_RAW DATA_:

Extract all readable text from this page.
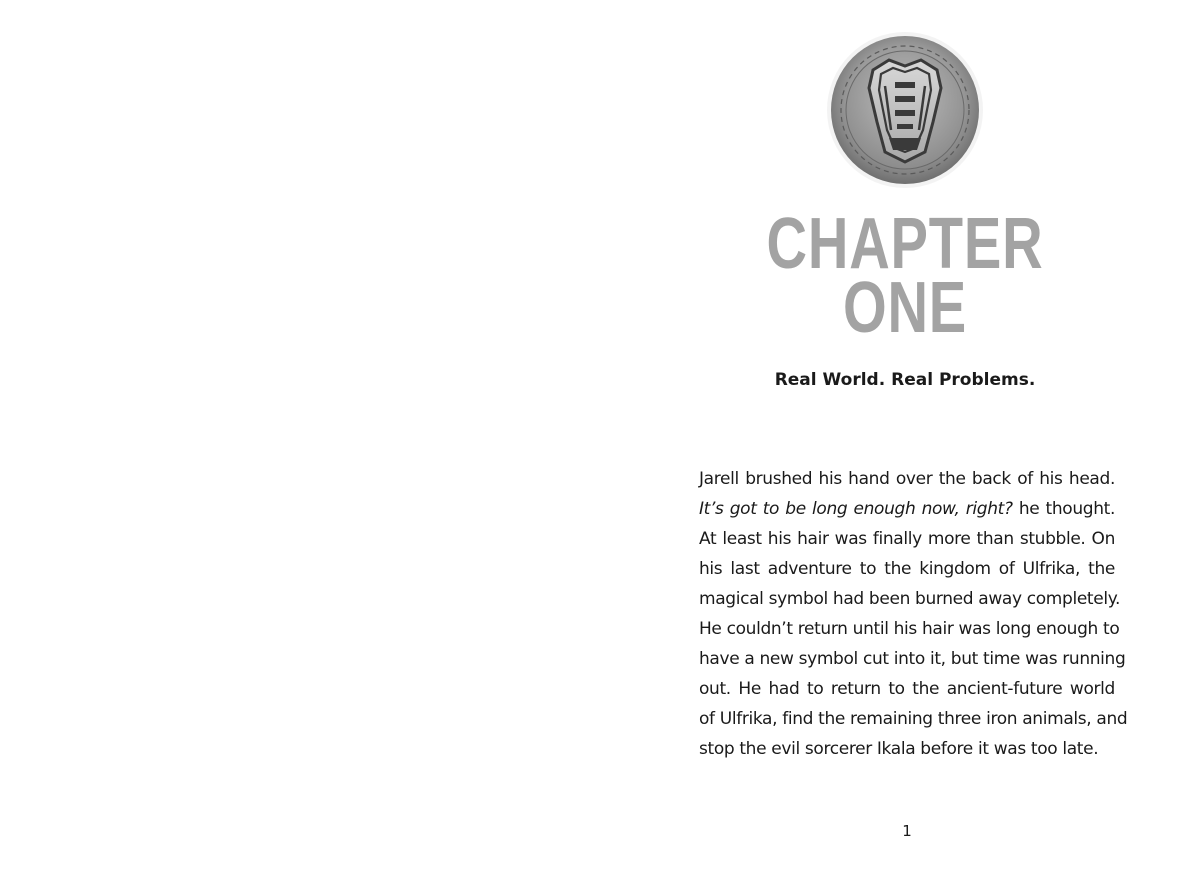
CHAPTER
ONE
Real World. Real Problems.
Jarell brushed his hand over the back of his head.
It’s got to be long enough now, right? he thought.
At least his hair was finally more than stubble. On
his last adventure to the kingdom of Ulfrika, the
magical symbol had been burned away completely.
He couldn’t return until his hair was long enough to
have a new symbol cut into it, but time was running
out. He had to return to the ancient-future world
of Ulfrika, find the remaining three iron animals, and
stop the evil sorcerer Ikala before it was too late.
1
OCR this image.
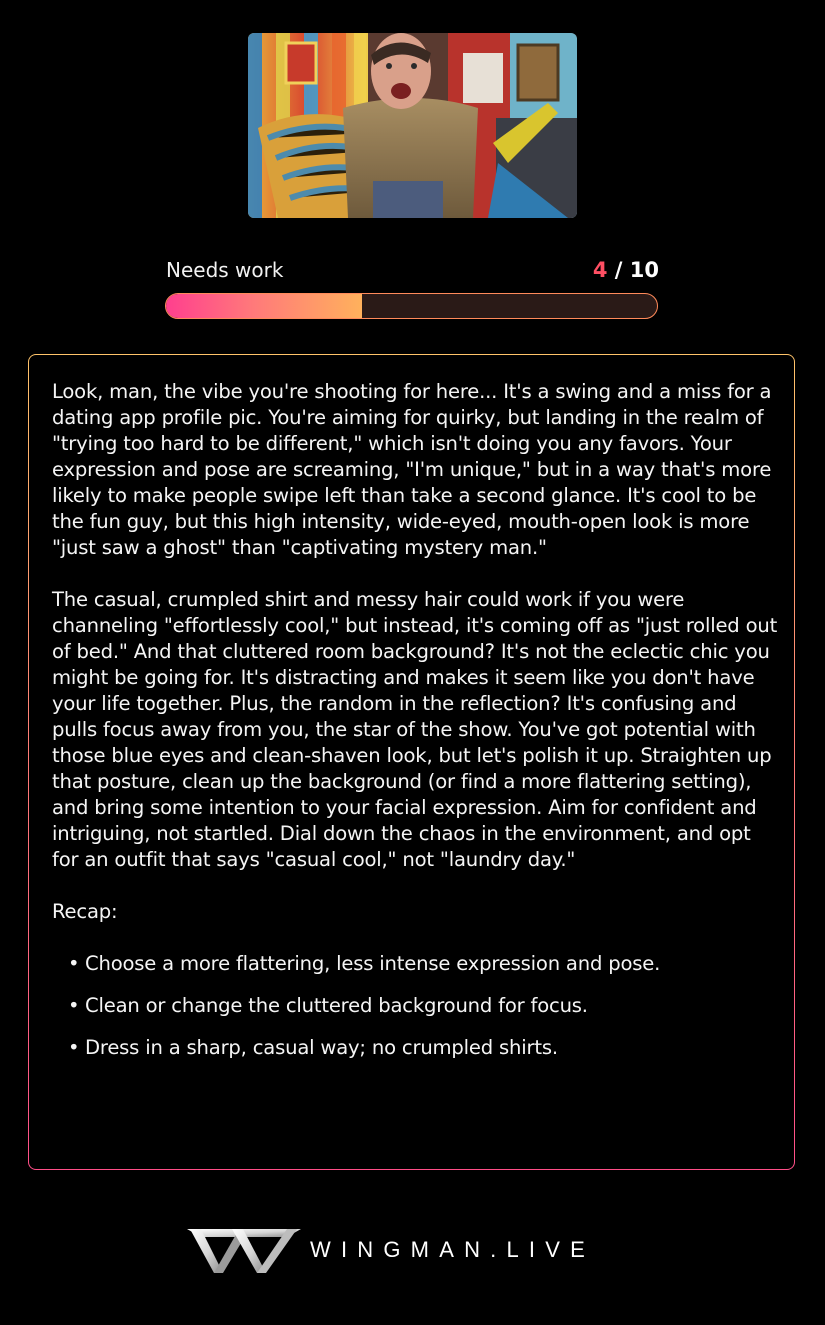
Needs work	4 / 10

Look, man, the vibe you're shooting for here... It's a swing and a miss for a dating app profile pic. You're aiming for quirky, but landing in the realm of "trying too hard to be different," which isn't doing you any favors. Your expression and pose are screaming, "I'm unique," but in a way that's more likely to make people swipe left than take a second glance. It's cool to be the fun guy, but this high intensity, wide-eyed, mouth-open look is more "just saw a ghost" than "captivating mystery man."

The casual, crumpled shirt and messy hair could work if you were channeling "effortlessly cool," but instead, it's coming off as "just rolled out of bed." And that cluttered room background? It's not the eclectic chic you might be going for. It's distracting and makes it seem like you don't have your life together. Plus, the random in the reflection? It's confusing and pulls focus away from you, the star of the show. You've got potential with those blue eyes and clean-shaven look, but let's polish it up. Straighten up that posture, clean up the background (or find a more flattering setting), and bring some intention to your facial expression. Aim for confident and intriguing, not startled. Dial down the chaos in the environment, and opt for an outfit that says "casual cool," not "laundry day."

Recap:

• Choose a more flattering, less intense expression and pose.
• Clean or change the cluttered background for focus.
• Dress in a sharp, casual way; no crumpled shirts.
WINGMAN.LIVE
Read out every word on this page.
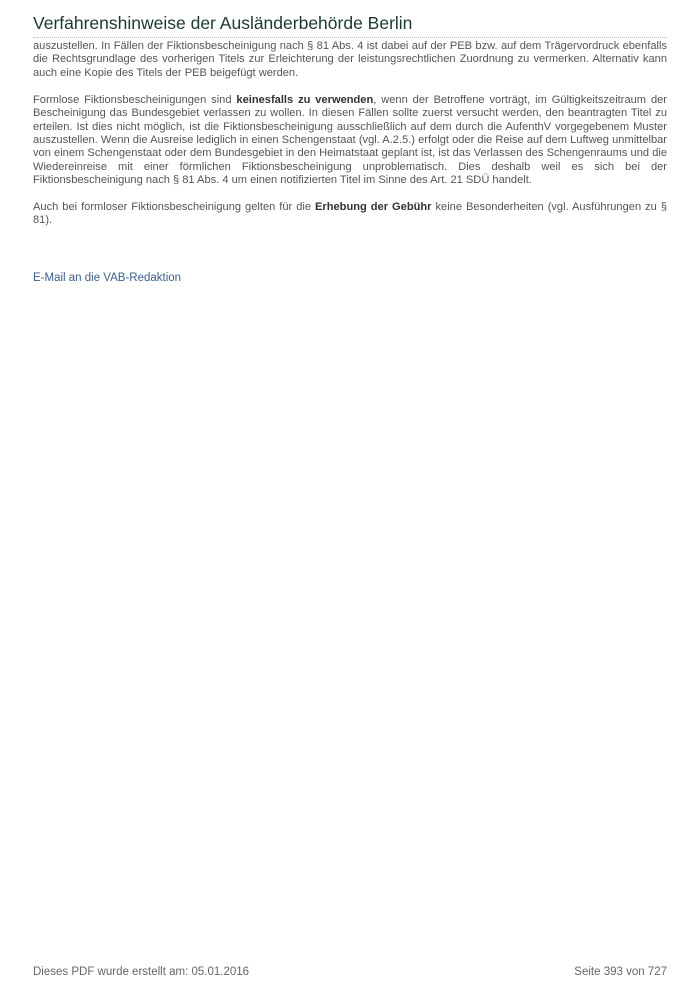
Verfahrenshinweise der Ausländerbehörde Berlin

auszustellen. In Fällen der Fiktionsbescheinigung nach § 81 Abs. 4 ist dabei auf der PEB bzw. auf dem Trägervordruck ebenfalls die Rechtsgrundlage des vorherigen Titels zur Erleichterung der leistungsrechtlichen Zuordnung zu vermerken. Alternativ kann auch eine Kopie des Titels der PEB beigefügt werden.

Formlose Fiktionsbescheinigungen sind keinesfalls zu verwenden, wenn der Betroffene vorträgt, im Gültigkeitszeitraum der Bescheinigung das Bundesgebiet verlassen zu wollen. In diesen Fällen sollte zuerst versucht werden, den beantragten Titel zu erteilen. Ist dies nicht möglich, ist die Fiktionsbescheinigung ausschließlich auf dem durch die AufenthV vorgegebenem Muster auszustellen. Wenn die Ausreise lediglich in einen Schengenstaat (vgl. A.2.5.) erfolgt oder die Reise auf dem Luftweg unmittelbar von einem Schengenstaat oder dem Bundesgebiet in den Heimatstaat geplant ist, ist das Verlassen des Schengenraums und die Wiedereinreise mit einer förmlichen Fiktionsbescheinigung unproblematisch. Dies deshalb weil es sich bei der Fiktionsbescheinigung nach § 81 Abs. 4 um einen notifizierten Titel im Sinne des Art. 21 SDÜ handelt.

Auch bei formloser Fiktionsbescheinigung gelten für die Erhebung der Gebühr keine Besonderheiten (vgl. Ausführungen zu § 81).

E-Mail an die VAB-Redaktion
Dieses PDF wurde erstellt am: 05.01.2016	Seite 393 von 727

_EXERCISE DESCRIPTION_: Copy exactly the lines from the one containing "Read out every word on this page." through the final line of the records above, both included, and leave out any pictures.

_RESPONSE BELOW_:
Read out every word on this page.
Verfahrenshinweise der Ausländerbehörde Berlin

auszustellen. In Fällen der Fiktionsbescheinigung nach § 81 Abs. 4 ist dabei auf der PEB bzw. auf dem Trägervordruck ebenfalls die Rechtsgrundlage des vorherigen Titels zur Erleichterung der leistungsrechtlichen Zuordnung zu vermerken. Alternativ kann auch eine Kopie des Titels der PEB beigefügt werden.

Formlose Fiktionsbescheinigungen sind keinesfalls zu verwenden, wenn der Betroffene vorträgt, im Gültigkeitszeitraum der Bescheinigung das Bundesgebiet verlassen zu wollen. In diesen Fällen sollte zuerst versucht werden, den beantragten Titel zu erteilen. Ist dies nicht möglich, ist die Fiktionsbescheinigung ausschließlich auf dem durch die AufenthV vorgegebenem Muster auszustellen. Wenn die Ausreise lediglich in einen Schengenstaat (vgl. A.2.5.) erfolgt oder die Reise auf dem Luftweg unmittelbar von einem Schengenstaat oder dem Bundesgebiet in den Heimatstaat geplant ist, ist das Verlassen des Schengenraums und die Wiedereinreise mit einer förmlichen Fiktionsbescheinigung unproblematisch. Dies deshalb weil es sich bei der Fiktionsbescheinigung nach § 81 Abs. 4 um einen notifizierten Titel im Sinne des Art. 21 SDÜ handelt.

Auch bei formloser Fiktionsbescheinigung gelten für die Erhebung der Gebühr keine Besonderheiten (vgl. Ausführungen zu § 81).

E-Mail an die VAB-Redaktion
Dieses PDF wurde erstellt am: 05.01.2016	Seite 393 von 727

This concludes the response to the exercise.